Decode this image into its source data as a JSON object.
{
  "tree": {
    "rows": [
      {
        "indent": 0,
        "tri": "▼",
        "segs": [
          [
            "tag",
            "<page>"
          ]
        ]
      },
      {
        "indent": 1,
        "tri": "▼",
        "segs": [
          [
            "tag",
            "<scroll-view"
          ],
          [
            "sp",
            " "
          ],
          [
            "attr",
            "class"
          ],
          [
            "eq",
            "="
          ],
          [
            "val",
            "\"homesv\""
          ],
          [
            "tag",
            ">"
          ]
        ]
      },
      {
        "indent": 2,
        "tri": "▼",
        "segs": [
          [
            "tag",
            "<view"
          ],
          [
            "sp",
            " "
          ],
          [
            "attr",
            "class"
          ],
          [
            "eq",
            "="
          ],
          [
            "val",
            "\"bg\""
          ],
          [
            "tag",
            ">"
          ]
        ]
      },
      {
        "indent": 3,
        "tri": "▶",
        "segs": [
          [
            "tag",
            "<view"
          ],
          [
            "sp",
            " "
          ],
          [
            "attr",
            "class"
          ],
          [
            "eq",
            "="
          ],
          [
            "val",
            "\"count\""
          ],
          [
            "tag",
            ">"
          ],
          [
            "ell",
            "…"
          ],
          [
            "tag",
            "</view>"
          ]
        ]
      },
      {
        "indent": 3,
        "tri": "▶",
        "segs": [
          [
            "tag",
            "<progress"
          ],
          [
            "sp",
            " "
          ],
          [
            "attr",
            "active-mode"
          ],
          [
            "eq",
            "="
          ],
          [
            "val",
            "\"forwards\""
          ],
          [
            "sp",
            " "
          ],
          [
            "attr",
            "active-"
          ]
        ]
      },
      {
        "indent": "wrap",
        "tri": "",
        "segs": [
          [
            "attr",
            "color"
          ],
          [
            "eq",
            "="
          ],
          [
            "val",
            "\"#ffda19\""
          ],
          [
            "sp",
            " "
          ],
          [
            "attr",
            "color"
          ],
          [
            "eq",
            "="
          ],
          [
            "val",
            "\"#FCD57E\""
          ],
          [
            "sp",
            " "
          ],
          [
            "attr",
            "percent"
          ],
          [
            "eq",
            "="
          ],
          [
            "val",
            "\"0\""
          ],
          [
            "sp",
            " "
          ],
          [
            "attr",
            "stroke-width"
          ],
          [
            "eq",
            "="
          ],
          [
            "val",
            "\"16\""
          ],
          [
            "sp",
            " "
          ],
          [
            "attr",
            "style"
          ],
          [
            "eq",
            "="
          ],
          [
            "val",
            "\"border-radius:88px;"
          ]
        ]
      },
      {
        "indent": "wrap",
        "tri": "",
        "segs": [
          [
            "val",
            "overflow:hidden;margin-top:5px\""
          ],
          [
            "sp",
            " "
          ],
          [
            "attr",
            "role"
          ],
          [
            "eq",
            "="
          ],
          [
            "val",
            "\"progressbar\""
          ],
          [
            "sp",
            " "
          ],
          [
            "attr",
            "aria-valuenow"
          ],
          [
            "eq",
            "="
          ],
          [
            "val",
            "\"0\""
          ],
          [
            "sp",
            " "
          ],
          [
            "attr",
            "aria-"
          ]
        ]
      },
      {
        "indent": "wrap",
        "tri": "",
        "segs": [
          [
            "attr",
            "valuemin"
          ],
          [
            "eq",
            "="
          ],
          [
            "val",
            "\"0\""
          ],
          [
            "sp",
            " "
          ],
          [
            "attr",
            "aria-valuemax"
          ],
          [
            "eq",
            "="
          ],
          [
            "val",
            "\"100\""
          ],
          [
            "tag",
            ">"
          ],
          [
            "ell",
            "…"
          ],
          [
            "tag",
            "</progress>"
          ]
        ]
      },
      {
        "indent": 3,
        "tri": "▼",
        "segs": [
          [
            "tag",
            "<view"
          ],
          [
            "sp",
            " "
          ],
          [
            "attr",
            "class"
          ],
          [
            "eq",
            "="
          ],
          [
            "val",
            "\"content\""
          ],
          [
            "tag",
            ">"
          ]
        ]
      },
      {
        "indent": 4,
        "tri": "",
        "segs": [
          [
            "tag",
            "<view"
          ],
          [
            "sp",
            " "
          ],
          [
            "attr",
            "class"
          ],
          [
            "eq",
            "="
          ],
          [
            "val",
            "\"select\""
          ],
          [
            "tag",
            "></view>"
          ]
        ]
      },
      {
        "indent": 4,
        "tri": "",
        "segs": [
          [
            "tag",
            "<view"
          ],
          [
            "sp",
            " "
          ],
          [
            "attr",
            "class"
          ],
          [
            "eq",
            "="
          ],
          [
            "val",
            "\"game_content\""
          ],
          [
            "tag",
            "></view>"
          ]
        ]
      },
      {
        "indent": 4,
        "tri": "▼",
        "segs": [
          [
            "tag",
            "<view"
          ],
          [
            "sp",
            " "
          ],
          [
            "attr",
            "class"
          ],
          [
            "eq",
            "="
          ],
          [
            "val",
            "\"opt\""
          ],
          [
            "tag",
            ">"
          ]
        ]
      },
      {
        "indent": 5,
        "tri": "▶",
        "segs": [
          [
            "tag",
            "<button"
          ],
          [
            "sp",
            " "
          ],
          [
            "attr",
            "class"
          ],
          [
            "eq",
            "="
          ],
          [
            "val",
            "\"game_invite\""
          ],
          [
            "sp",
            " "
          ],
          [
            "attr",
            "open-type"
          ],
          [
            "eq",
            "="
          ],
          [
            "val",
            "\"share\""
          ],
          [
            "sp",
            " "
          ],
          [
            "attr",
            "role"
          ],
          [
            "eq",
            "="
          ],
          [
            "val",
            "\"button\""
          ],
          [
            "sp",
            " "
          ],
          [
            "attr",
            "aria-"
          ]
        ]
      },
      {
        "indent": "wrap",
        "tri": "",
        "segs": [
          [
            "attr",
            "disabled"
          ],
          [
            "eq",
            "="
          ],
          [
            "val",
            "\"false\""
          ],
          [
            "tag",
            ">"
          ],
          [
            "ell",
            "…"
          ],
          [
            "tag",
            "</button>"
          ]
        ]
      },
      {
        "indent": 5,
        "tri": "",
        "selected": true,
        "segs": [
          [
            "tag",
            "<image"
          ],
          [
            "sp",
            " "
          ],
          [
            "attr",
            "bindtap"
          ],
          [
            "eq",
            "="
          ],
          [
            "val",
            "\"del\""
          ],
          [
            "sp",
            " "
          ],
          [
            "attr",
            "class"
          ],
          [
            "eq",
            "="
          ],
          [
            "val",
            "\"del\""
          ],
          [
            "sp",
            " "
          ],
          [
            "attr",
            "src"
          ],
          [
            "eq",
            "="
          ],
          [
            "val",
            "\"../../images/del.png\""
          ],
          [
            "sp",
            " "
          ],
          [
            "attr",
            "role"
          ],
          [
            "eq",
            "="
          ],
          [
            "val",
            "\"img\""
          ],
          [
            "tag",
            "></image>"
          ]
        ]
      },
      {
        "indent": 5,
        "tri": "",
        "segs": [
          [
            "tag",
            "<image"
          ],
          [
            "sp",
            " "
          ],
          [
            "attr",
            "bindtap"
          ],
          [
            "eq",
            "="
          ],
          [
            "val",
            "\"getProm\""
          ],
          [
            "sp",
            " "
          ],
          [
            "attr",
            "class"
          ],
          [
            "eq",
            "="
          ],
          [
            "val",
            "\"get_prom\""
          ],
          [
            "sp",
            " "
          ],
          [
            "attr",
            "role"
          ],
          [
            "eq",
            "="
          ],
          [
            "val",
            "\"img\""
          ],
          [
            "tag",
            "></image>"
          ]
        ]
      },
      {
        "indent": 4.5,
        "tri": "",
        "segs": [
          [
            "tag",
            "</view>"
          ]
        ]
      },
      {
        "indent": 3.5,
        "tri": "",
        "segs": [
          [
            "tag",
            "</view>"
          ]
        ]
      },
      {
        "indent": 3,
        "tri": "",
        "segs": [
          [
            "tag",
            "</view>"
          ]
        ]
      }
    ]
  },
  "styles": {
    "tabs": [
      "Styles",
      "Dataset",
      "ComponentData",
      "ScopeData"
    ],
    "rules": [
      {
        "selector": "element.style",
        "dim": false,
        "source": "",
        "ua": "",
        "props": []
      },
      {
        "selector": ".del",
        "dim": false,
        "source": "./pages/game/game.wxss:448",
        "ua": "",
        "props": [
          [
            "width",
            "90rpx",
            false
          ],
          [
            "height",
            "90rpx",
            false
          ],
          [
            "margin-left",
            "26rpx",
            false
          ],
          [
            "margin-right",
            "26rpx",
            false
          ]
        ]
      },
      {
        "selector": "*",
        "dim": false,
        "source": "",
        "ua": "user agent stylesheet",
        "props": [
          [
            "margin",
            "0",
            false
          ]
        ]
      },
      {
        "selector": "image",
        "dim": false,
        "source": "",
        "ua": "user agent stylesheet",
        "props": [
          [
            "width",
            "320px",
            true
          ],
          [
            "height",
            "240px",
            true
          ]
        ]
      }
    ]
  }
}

● ● ● ●

Search the data above for lines holding "margin" and copy each of them.

            "overflow:hidden;margin-top:5px\""
            "margin-left",
            "margin-right",
            "margin",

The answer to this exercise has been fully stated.